Written instruction. In the data, extract each line that holds the string "artículos".

Collected data entries.
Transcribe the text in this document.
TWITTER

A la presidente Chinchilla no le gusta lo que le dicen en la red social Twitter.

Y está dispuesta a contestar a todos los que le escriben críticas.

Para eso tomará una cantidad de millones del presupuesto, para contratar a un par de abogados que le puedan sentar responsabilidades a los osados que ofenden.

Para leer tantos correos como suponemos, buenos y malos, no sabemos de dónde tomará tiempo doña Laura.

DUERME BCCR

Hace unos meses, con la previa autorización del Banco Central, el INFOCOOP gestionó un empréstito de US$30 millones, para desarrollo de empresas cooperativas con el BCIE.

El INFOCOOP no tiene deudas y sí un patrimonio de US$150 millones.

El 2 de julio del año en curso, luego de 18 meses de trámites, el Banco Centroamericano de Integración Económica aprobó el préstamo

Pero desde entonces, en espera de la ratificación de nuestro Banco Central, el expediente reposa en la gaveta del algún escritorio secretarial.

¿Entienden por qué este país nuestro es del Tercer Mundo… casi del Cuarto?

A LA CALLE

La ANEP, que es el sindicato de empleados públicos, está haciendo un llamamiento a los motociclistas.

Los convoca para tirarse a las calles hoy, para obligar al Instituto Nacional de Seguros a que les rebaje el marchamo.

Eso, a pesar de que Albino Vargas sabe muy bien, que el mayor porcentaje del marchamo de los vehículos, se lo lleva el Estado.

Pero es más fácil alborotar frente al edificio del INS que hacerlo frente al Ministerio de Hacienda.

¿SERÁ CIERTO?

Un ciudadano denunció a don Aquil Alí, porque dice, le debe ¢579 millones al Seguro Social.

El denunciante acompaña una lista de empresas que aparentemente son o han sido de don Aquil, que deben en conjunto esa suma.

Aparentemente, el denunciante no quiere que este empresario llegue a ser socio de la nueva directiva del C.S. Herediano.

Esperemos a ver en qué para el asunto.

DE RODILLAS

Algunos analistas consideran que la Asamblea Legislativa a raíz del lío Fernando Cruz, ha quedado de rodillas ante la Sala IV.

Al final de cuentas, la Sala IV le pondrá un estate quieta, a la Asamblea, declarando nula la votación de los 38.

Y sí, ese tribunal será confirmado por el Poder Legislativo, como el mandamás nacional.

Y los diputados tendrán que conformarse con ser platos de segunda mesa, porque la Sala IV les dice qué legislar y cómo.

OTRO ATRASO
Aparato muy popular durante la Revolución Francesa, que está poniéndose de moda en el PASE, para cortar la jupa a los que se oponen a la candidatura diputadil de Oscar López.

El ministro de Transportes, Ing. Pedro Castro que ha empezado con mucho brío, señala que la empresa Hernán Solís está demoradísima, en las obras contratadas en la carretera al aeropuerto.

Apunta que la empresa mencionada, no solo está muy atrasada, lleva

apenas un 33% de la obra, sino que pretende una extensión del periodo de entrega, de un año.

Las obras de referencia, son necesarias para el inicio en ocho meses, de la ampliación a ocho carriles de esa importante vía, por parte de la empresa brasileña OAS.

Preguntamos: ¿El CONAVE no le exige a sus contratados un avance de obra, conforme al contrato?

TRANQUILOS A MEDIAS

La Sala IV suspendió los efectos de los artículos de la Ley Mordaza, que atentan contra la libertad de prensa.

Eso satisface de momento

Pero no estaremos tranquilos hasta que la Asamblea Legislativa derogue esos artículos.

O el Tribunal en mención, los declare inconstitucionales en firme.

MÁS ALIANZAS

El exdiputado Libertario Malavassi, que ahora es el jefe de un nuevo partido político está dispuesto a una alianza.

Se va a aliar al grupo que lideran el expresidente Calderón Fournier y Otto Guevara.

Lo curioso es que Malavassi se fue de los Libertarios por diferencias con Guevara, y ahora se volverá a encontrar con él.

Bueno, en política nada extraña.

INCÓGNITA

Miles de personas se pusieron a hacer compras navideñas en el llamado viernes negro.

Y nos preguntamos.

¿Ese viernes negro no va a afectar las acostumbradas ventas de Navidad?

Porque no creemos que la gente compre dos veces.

Answer in full.
La Sala IV suspendió los efectos de los artículos de la Ley Mordaza, que atentan contra la libertad de prensa.
Pero no estaremos tranquilos hasta que la Asamblea Legislativa derogue esos artículos.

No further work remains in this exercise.